• Exercise brief
Write each line word for word, from the line that contains "Extract all readable text from this page." through the last line of the material below.

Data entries
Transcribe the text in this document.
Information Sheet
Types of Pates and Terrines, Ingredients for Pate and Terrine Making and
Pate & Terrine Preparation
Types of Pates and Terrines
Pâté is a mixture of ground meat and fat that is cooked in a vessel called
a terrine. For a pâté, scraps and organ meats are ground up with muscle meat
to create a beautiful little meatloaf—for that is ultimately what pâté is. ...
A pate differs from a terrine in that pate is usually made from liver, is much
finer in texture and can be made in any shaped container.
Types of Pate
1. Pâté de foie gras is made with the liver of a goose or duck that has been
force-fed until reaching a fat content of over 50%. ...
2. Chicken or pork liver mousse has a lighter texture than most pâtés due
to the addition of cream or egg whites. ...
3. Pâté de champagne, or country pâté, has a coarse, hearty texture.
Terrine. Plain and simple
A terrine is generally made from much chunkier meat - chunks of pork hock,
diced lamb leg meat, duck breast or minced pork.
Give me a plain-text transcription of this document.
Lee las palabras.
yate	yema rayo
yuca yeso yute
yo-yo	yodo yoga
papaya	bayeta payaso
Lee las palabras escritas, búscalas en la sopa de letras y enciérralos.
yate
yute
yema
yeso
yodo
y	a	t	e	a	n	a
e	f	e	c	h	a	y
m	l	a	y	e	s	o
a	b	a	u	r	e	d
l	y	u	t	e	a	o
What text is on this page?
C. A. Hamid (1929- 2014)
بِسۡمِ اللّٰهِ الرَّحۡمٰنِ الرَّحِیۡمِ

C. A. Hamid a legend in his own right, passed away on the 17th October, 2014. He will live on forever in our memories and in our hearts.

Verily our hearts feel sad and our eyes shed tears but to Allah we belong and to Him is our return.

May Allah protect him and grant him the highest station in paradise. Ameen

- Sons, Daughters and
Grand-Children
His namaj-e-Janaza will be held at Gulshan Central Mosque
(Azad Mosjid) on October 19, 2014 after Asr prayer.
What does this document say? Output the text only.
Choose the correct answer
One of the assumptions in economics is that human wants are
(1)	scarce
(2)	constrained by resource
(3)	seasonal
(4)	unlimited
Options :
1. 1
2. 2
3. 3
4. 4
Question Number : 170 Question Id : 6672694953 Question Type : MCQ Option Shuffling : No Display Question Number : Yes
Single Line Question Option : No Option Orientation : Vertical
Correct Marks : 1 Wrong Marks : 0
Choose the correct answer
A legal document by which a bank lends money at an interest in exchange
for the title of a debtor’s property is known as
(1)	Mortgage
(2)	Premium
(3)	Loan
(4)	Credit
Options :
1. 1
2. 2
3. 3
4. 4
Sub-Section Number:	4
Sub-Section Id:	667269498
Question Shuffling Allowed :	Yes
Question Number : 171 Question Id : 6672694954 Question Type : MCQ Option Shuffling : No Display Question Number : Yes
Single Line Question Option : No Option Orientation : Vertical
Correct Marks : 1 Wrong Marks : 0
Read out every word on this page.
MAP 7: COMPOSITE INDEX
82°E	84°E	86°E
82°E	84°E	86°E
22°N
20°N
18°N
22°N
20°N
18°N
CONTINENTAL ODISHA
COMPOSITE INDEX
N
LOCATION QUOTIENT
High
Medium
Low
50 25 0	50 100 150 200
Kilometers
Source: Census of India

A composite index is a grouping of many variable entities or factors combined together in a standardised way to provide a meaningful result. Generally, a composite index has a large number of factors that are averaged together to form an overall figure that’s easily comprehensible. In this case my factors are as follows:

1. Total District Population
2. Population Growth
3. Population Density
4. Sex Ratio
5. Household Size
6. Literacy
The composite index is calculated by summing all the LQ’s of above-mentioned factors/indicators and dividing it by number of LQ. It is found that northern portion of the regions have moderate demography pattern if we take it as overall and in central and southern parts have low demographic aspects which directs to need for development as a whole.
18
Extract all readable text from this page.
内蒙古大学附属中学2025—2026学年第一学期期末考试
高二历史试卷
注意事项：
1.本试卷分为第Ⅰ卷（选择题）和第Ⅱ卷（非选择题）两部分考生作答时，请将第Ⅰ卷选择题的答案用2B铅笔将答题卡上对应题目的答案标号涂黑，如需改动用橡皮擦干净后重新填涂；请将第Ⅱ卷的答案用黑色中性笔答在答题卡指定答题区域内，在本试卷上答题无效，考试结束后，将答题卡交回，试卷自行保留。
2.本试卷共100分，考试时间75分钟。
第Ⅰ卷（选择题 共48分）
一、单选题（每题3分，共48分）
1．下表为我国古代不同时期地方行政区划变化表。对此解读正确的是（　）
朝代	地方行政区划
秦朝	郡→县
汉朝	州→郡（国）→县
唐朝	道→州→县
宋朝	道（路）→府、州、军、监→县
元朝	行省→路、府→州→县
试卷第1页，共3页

• Full output
Extract all readable text from this page.
内蒙古大学附属中学2025—2026学年第一学期期末考试
高二历史试卷
注意事项：
1.本试卷分为第Ⅰ卷（选择题）和第Ⅱ卷（非选择题）两部分考生作答时，请将第Ⅰ卷选择题的答案用2B铅笔将答题卡上对应题目的答案标号涂黑，如需改动用橡皮擦干净后重新填涂；请将第Ⅱ卷的答案用黑色中性笔答在答题卡指定答题区域内，在本试卷上答题无效，考试结束后，将答题卡交回，试卷自行保留。
2.本试卷共100分，考试时间75分钟。
第Ⅰ卷（选择题 共48分）
一、单选题（每题3分，共48分）
1．下表为我国古代不同时期地方行政区划变化表。对此解读正确的是（　）
朝代	地方行政区划
秦朝	郡→县
汉朝	州→郡（国）→县
唐朝	道→州→县
宋朝	道（路）→府、州、军、监→县
元朝	行省→路、府→州→县
试卷第1页，共3页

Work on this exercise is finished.